*Objective:*
Pull out from the material below all lines with "JSON".

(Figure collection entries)
┄┄┄┄┄┄

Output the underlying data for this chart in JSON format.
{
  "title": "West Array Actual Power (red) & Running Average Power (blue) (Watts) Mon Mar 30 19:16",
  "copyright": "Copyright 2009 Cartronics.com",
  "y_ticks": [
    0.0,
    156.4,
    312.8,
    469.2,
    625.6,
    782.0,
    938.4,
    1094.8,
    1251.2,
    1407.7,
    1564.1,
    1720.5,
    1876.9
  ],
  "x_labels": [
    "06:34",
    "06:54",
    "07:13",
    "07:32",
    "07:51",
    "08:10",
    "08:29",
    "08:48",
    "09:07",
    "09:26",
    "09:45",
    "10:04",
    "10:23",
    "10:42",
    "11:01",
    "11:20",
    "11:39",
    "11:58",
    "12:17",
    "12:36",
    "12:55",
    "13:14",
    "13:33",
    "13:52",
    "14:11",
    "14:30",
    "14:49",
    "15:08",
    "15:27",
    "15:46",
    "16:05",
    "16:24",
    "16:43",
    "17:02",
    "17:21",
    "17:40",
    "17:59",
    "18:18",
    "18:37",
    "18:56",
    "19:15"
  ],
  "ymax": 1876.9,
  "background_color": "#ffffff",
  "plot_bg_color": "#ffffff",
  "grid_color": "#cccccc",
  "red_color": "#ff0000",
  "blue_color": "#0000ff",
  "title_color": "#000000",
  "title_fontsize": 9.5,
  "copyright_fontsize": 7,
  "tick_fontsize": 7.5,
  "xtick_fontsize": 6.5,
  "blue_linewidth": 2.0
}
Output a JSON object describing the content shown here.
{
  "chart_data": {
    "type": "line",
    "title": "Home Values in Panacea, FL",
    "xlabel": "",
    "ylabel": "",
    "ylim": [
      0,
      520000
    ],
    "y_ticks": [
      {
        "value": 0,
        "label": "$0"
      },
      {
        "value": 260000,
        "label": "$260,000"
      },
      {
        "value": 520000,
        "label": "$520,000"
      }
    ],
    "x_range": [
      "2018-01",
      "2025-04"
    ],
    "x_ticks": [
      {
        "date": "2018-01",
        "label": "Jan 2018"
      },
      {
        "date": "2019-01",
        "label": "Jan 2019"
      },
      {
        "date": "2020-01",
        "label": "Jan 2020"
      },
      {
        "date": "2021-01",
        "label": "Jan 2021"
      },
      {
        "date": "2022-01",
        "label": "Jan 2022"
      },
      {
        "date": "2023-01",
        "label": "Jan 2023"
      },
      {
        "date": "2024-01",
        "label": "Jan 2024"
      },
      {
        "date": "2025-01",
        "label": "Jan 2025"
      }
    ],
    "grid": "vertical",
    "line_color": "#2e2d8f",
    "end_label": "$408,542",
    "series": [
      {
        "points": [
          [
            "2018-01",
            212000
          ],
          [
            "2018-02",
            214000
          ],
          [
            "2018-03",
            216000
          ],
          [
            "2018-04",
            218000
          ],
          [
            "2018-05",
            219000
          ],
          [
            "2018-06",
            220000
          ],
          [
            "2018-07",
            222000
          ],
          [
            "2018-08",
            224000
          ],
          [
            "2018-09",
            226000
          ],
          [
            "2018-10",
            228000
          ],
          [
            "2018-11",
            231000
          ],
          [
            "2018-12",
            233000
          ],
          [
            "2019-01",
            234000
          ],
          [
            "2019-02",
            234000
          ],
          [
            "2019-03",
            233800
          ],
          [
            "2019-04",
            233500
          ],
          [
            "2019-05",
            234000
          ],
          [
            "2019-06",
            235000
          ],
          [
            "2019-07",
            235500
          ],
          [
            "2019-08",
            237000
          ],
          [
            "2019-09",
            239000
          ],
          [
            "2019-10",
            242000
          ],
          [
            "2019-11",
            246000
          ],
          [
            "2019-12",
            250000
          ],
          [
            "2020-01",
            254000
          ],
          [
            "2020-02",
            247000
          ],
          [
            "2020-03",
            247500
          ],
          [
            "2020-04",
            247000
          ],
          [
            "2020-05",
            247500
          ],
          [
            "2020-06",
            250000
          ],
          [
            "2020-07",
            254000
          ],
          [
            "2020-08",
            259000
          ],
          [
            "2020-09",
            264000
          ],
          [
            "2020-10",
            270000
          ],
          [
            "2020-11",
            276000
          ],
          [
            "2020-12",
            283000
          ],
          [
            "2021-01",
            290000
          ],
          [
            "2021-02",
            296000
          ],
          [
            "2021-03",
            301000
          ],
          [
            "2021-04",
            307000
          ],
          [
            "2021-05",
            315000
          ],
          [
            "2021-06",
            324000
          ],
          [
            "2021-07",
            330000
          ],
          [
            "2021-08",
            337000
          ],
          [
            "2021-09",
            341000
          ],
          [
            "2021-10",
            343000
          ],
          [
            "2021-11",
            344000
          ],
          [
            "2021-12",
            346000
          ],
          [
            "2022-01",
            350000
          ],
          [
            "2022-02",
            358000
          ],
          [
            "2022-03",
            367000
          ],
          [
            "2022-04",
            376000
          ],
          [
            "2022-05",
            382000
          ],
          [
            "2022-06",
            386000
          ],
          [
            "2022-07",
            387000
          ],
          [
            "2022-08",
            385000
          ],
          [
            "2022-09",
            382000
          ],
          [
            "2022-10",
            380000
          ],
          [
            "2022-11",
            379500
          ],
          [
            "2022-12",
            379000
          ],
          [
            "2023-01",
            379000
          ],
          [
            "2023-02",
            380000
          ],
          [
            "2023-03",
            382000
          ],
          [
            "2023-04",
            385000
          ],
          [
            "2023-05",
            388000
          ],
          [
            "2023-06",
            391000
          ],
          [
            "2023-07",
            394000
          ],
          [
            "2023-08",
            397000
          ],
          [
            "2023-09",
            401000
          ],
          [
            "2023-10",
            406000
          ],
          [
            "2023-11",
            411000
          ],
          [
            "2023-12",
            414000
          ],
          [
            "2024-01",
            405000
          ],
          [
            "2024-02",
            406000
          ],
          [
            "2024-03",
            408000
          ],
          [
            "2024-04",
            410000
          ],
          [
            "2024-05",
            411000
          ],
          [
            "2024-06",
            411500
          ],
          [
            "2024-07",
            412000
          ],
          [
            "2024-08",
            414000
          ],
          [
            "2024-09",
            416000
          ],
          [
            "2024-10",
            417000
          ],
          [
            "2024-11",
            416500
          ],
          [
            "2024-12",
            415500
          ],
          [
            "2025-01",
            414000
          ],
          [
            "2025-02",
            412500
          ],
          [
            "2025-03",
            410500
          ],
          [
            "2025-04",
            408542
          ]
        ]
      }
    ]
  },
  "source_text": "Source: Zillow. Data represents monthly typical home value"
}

┄┄┄┄┄┄

*Exercise output:*
Output the underlying data for this chart in JSON format.
Output a JSON object describing the content shown here.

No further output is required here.